>> Begin Given records

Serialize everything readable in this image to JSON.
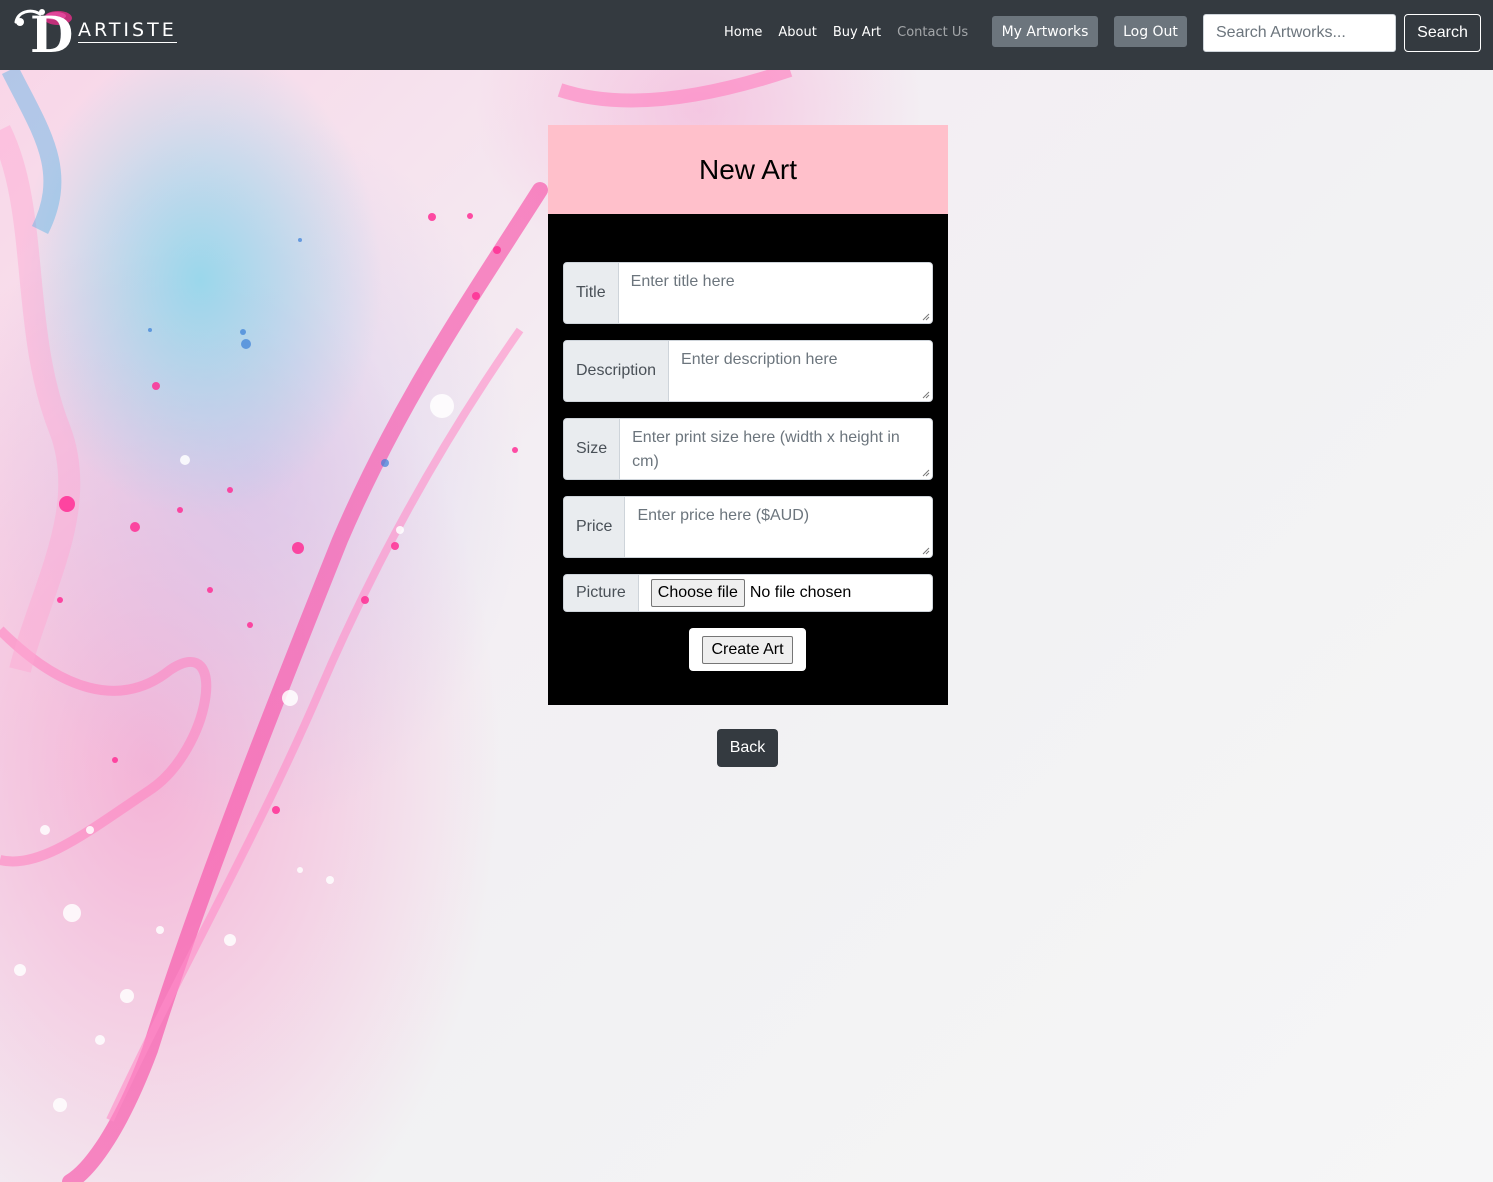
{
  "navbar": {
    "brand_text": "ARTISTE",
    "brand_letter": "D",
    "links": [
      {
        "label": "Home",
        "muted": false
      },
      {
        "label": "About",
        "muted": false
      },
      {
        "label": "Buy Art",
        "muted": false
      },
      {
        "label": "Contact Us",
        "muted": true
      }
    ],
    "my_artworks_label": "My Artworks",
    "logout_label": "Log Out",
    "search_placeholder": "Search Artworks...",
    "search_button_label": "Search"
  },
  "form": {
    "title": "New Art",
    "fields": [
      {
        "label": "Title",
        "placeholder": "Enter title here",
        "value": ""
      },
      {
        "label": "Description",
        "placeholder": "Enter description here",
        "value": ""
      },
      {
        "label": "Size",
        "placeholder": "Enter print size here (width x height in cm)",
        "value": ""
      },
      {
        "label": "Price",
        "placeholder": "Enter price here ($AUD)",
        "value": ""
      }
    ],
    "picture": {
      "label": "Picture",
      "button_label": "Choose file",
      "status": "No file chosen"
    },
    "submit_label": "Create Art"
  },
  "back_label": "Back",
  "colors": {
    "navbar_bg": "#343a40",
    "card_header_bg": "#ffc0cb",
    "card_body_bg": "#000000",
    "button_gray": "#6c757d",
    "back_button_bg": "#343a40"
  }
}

>> End Given records
>> Begin Given records

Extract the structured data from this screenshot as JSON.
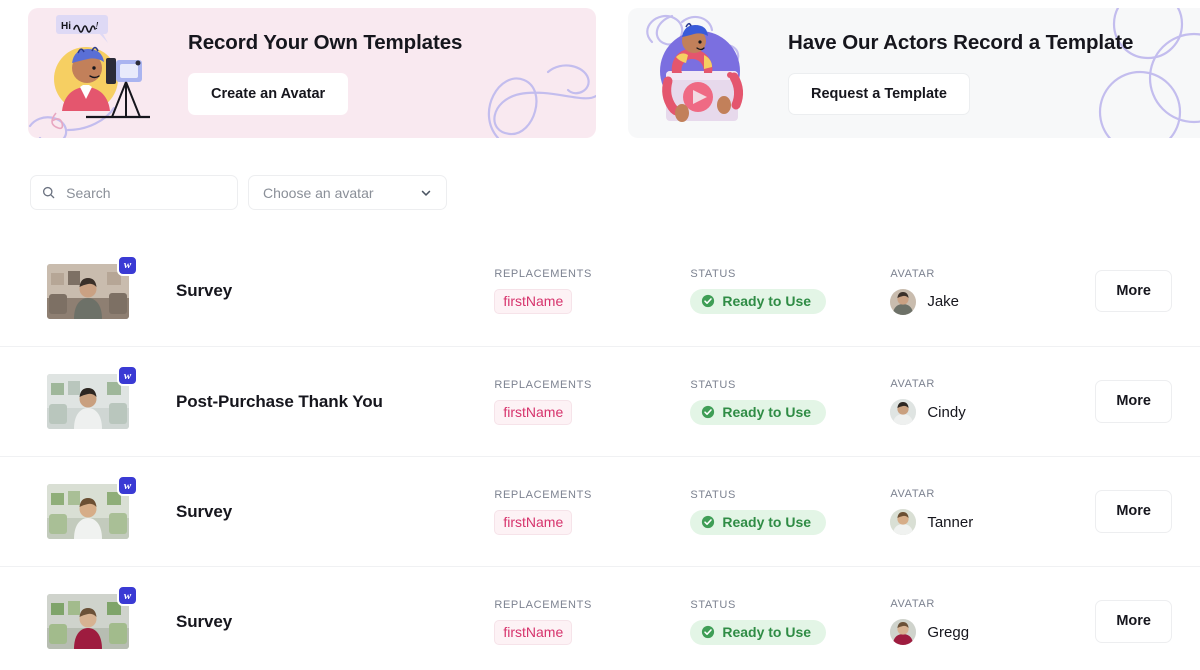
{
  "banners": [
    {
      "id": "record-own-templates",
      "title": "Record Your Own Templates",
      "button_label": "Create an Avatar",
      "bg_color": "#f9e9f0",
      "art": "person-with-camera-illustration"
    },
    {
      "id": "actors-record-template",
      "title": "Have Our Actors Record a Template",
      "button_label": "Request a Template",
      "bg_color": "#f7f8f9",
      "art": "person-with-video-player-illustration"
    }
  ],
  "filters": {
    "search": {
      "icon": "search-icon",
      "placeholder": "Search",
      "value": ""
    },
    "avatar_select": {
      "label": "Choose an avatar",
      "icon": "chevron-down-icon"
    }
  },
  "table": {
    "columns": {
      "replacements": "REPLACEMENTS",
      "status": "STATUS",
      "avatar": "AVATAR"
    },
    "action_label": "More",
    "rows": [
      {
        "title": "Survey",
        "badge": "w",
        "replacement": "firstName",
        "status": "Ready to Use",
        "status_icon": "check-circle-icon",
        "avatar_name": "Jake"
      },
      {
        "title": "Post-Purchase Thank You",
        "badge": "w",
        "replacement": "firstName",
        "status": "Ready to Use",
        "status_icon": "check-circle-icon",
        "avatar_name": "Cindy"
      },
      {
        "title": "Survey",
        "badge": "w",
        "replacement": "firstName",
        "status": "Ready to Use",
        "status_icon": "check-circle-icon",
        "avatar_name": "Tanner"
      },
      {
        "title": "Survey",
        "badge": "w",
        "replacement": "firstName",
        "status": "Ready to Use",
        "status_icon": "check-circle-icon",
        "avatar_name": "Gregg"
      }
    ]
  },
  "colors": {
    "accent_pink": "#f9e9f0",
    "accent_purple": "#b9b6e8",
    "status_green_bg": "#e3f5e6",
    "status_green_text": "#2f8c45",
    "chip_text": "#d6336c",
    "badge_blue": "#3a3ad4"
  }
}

>> End Given records
>> Begin Given records

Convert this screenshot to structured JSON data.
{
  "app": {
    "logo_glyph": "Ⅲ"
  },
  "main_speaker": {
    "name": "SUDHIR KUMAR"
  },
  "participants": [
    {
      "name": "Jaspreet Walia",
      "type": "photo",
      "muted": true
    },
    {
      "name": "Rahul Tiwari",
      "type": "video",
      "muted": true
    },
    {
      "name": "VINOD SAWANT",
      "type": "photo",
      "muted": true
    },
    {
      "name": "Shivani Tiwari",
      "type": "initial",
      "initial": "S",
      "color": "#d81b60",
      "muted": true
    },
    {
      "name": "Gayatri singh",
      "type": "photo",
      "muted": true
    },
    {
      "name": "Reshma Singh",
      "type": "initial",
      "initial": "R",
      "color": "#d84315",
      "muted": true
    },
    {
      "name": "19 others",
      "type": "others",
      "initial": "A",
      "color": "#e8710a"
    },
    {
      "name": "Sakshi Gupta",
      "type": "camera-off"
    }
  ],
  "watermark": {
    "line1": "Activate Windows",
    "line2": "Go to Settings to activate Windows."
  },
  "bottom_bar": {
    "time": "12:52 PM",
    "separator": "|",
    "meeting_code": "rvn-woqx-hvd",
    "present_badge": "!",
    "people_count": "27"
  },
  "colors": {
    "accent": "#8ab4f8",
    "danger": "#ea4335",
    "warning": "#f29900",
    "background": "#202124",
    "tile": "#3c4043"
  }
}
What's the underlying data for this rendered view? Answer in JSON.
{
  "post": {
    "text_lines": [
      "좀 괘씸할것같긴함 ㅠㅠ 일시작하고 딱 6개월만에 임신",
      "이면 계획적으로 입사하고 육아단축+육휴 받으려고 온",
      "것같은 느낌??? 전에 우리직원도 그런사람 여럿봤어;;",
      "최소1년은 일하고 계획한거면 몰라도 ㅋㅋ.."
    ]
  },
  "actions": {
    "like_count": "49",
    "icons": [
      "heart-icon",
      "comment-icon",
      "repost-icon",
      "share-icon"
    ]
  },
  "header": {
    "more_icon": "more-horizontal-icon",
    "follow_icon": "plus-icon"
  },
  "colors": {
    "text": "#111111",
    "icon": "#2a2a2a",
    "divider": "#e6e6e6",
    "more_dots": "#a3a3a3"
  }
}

>> End Given records

What is expected:
Extract every line that has the string "Create" in it.

Complete answer:
    "submit_label": "Create Art"
      "button_label": "Create an Avatar",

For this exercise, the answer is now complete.